Starting at the line that has "Patent image size: (943, 801)." and stopping after the line that has "The side wall 5 is at (377, 112).", write those items out again with "side view" swapped for "lateral view" and nothing else altered.
►
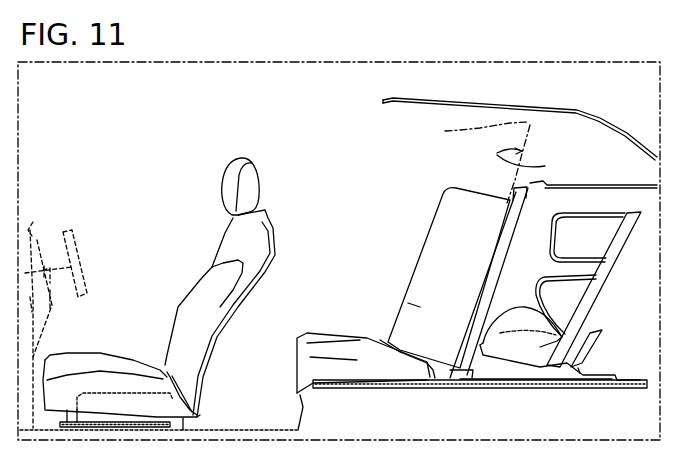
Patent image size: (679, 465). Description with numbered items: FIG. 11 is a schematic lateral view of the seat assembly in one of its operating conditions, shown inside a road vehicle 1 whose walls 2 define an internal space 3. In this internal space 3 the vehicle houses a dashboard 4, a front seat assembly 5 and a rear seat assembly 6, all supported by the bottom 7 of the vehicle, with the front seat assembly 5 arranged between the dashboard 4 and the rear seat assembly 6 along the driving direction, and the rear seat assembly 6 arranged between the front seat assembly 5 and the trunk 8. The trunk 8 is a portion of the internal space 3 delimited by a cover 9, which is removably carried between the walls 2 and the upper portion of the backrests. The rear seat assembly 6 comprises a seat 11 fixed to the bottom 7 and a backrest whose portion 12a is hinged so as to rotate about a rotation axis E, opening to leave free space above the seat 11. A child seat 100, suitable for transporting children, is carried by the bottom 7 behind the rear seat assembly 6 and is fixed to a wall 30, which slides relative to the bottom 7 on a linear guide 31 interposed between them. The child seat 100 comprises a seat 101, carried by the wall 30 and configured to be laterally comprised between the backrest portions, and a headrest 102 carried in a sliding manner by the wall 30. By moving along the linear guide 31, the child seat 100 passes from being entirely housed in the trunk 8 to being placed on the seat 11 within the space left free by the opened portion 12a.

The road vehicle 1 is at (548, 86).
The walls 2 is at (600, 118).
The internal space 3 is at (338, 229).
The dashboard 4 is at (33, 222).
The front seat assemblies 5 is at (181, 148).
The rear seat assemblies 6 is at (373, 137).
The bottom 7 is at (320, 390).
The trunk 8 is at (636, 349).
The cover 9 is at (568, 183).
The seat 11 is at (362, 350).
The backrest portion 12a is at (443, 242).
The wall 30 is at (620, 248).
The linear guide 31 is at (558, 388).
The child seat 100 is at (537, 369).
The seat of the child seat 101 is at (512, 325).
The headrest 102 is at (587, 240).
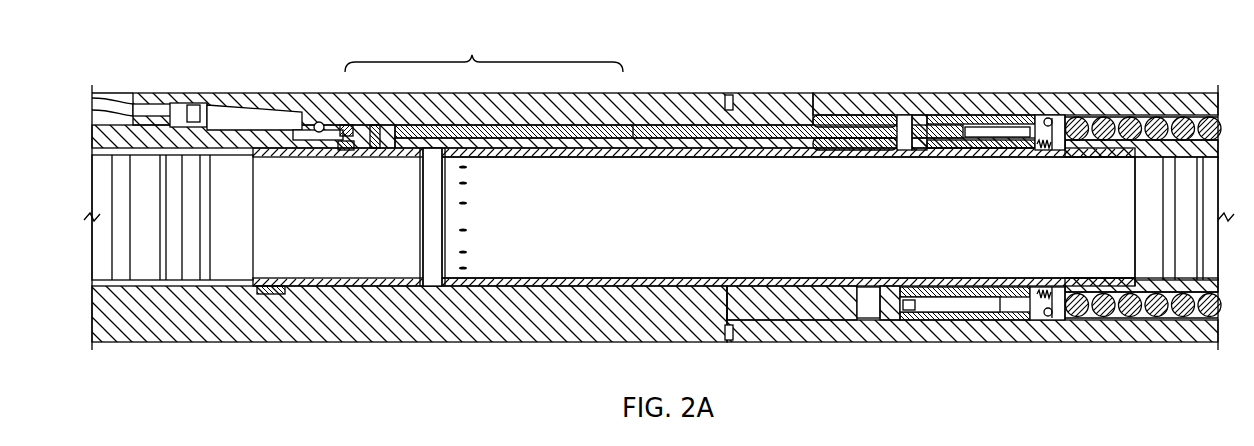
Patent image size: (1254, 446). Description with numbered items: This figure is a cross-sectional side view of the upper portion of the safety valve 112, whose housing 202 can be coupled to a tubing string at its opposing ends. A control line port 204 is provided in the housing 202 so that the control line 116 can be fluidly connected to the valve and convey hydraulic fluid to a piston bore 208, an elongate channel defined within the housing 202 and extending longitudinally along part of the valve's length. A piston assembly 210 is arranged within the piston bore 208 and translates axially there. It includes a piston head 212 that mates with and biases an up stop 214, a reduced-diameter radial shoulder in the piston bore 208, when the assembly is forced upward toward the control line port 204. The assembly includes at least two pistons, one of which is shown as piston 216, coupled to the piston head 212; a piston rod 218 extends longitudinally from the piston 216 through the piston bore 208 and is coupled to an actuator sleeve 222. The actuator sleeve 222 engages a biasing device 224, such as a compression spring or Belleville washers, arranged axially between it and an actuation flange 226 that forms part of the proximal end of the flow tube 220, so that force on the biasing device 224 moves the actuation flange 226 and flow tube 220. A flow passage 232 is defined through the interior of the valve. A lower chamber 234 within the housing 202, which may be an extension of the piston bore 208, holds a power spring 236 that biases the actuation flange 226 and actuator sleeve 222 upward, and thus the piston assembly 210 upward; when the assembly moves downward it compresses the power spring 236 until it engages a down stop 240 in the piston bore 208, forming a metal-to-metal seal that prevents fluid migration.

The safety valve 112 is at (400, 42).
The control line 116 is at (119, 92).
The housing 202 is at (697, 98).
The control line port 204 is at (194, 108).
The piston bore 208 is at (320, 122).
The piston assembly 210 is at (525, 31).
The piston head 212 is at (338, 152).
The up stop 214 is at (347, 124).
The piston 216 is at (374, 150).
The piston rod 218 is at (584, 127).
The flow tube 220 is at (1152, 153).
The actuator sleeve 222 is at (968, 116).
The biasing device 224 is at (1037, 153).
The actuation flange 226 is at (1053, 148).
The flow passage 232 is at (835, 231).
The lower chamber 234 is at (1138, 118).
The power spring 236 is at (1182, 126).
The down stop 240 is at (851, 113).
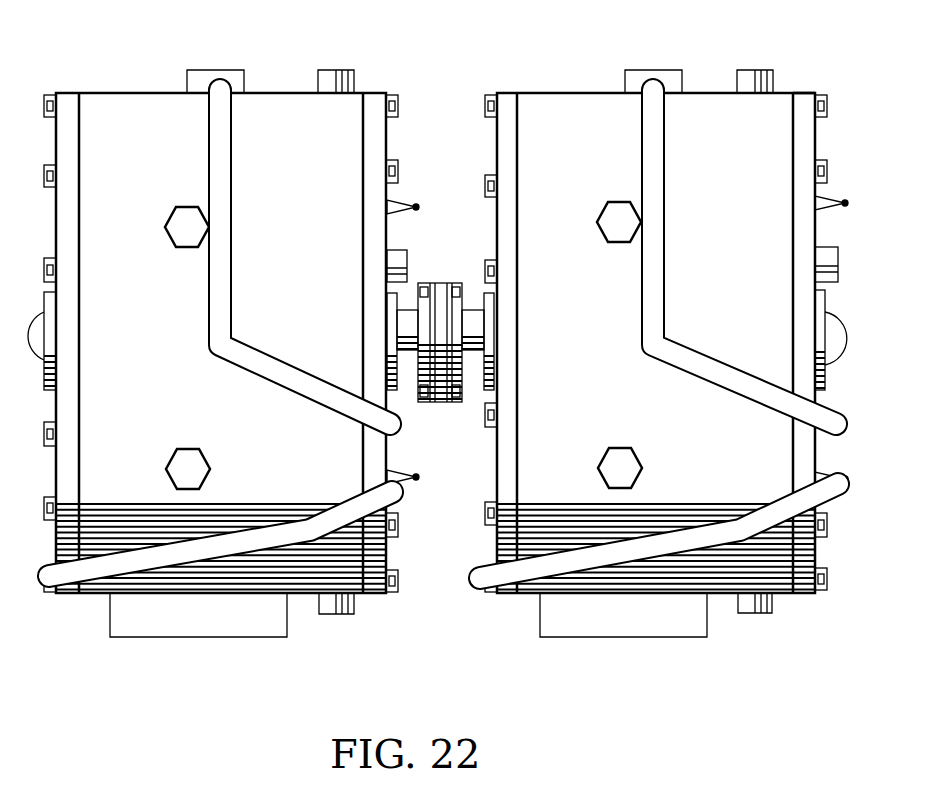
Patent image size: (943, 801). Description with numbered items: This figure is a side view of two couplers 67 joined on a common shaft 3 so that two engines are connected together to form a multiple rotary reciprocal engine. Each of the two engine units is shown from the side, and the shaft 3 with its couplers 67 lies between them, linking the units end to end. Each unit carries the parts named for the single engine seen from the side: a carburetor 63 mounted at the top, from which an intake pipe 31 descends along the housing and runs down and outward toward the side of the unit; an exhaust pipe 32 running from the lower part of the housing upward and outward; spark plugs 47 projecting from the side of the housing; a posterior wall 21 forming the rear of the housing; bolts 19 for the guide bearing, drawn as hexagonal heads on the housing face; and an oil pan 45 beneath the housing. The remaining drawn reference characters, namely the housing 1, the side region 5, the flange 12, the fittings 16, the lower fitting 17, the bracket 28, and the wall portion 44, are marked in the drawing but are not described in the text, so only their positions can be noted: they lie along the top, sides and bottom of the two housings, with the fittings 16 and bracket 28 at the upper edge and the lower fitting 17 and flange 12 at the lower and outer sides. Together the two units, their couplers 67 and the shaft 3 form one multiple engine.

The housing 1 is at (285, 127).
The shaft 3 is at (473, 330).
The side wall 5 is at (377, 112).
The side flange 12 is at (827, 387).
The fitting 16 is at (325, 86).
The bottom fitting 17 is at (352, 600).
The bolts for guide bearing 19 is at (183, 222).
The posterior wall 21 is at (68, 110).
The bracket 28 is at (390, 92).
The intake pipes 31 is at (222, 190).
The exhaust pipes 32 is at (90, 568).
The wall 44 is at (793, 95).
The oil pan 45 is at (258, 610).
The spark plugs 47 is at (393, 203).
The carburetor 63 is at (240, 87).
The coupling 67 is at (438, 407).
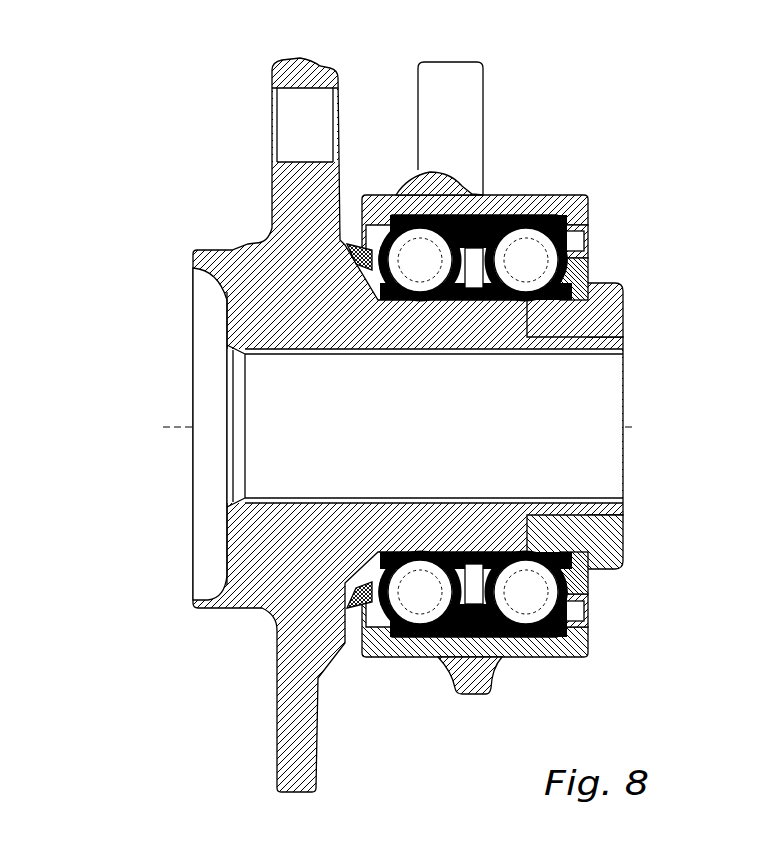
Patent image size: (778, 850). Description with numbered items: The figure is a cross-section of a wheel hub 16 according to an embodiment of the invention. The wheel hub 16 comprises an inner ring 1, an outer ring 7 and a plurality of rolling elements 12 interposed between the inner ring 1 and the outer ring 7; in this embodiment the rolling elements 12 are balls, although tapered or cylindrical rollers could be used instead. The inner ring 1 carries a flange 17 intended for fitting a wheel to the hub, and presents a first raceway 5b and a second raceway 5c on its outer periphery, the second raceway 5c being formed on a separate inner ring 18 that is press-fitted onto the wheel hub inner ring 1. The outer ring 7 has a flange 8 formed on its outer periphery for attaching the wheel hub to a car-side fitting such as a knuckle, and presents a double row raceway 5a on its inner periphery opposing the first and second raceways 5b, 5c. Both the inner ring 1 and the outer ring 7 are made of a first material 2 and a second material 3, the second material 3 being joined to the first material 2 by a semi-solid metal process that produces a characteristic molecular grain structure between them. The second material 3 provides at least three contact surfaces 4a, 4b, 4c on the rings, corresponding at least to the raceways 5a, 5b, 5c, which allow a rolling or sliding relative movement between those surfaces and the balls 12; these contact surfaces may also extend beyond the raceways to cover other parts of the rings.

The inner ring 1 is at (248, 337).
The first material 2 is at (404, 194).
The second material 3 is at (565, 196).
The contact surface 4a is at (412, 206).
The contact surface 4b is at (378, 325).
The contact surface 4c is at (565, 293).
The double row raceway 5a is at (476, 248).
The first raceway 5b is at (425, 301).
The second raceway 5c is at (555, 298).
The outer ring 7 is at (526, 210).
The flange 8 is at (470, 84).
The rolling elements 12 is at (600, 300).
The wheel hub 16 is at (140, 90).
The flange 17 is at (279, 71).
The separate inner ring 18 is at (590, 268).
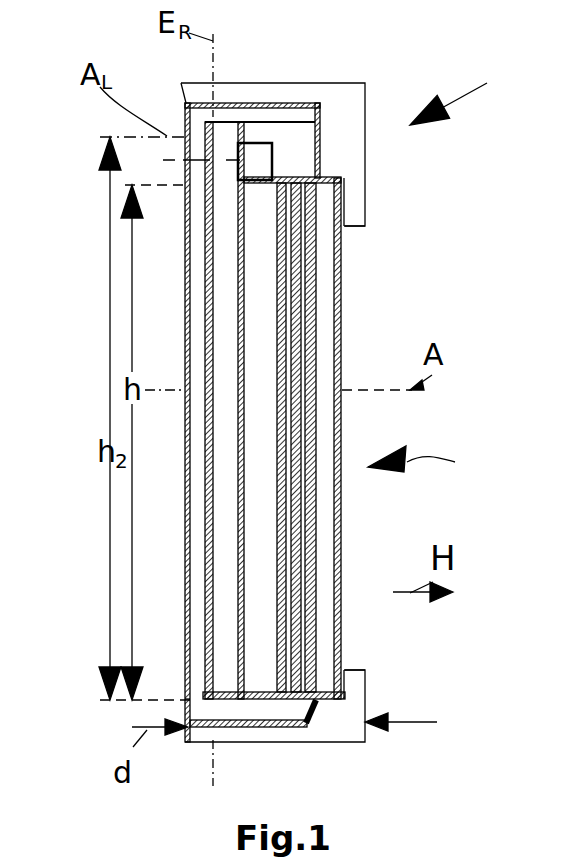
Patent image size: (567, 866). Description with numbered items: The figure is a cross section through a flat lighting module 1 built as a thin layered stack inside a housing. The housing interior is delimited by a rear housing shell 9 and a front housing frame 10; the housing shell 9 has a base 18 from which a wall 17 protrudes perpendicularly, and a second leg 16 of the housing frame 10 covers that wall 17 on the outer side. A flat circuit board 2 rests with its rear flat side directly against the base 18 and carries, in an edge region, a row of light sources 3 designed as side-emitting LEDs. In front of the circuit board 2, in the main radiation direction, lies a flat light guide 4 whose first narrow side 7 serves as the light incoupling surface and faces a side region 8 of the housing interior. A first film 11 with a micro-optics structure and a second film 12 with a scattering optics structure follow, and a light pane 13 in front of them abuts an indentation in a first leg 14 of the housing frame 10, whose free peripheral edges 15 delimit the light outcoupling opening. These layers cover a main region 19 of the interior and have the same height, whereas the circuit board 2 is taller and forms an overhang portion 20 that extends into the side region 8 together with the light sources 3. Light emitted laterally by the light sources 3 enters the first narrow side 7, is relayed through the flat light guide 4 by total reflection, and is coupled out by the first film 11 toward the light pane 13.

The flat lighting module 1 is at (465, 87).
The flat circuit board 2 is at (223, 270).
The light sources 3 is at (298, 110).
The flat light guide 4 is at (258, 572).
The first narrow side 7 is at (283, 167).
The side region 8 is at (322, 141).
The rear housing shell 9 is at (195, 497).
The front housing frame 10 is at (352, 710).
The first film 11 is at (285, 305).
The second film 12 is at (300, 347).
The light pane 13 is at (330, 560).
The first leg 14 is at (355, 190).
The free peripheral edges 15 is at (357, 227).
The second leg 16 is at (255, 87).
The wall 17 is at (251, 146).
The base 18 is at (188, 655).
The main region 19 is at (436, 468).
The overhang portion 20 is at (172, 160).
◄
Answer in full:
Patent image size: (943, 801). Description with numbered items: This figure is a lateral view of two couplers 67 joined on a common shaft 3 so that two engines are connected together to form a multiple rotary reciprocal engine. Each of the two engine units is shown from the side, and the shaft 3 with its couplers 67 lies between them, linking the units end to end. Each unit carries the parts named for the single engine seen from the side: a carburetor 63 mounted at the top, from which an intake pipe 31 descends along the housing and runs down and outward toward the side of the unit; an exhaust pipe 32 running from the lower part of the housing upward and outward; spark plugs 47 projecting from the side of the housing; a posterior wall 21 forming the rear of the housing; bolts 19 for the guide bearing, drawn as hexagonal heads on the housing face; and an oil pan 45 beneath the housing. The remaining drawn reference characters, namely the housing 1, the side region 5, the flange 12, the fittings 16, the lower fitting 17, the bracket 28, and the wall portion 44, are marked in the drawing but are not described in the text, so only their positions can be noted: they lie along the top, sides and bottom of the two housings, with the fittings 16 and bracket 28 at the upper edge and the lower fitting 17 and flange 12 at the lower and outer sides. Together the two units, their couplers 67 and the shaft 3 form one multiple engine.

The housing 1 is at (285, 127).
The shaft 3 is at (473, 330).
The side wall 5 is at (377, 112).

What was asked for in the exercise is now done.